→ **DIRECTION**
Gather the lines below that include the string "rights", copying each in full.

→ **WORKING DATA**
....

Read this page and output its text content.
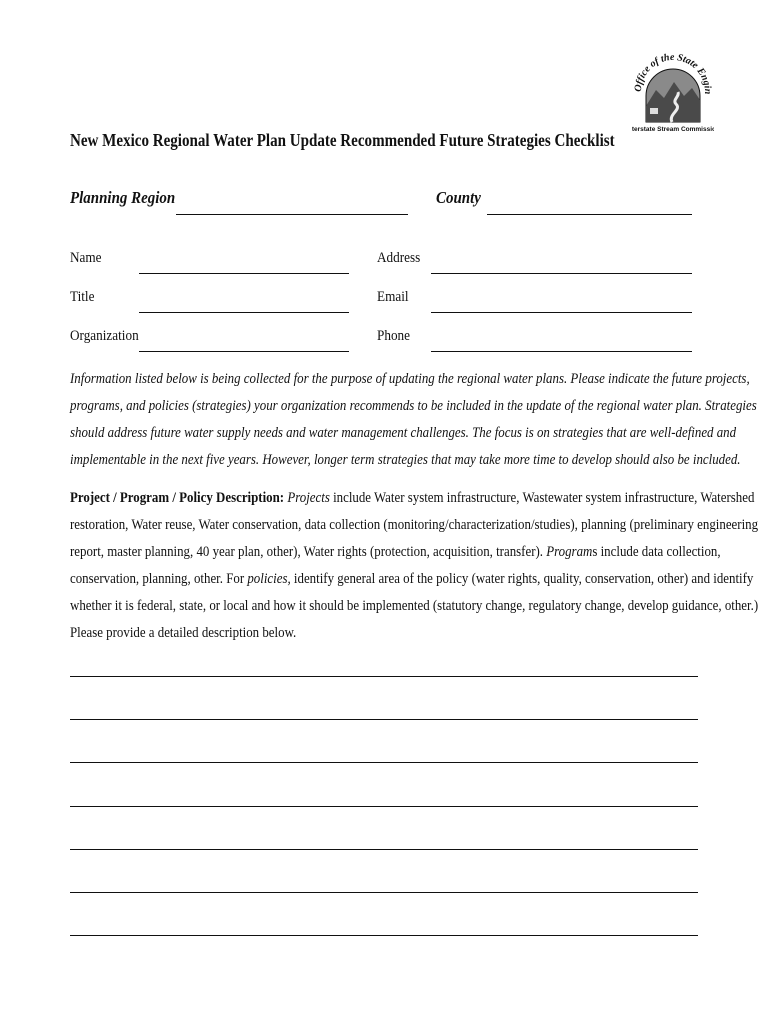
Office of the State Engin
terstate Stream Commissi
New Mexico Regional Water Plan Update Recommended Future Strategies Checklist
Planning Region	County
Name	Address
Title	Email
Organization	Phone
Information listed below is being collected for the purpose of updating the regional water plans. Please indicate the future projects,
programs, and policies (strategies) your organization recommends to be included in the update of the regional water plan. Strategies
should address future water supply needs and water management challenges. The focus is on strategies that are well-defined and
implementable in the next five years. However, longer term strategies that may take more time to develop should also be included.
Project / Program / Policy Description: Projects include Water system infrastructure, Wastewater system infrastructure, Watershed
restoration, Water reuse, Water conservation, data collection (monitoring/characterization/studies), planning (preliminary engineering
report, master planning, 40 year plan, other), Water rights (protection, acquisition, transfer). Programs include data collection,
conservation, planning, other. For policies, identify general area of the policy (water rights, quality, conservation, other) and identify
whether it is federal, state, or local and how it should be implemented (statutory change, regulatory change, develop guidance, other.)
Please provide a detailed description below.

....

→ **FULL OUTPUT**
report, master planning, 40 year plan, other), Water rights (protection, acquisition, transfer). Programs include data collection,
conservation, planning, other. For policies, identify general area of the policy (water rights, quality, conservation, other) and identify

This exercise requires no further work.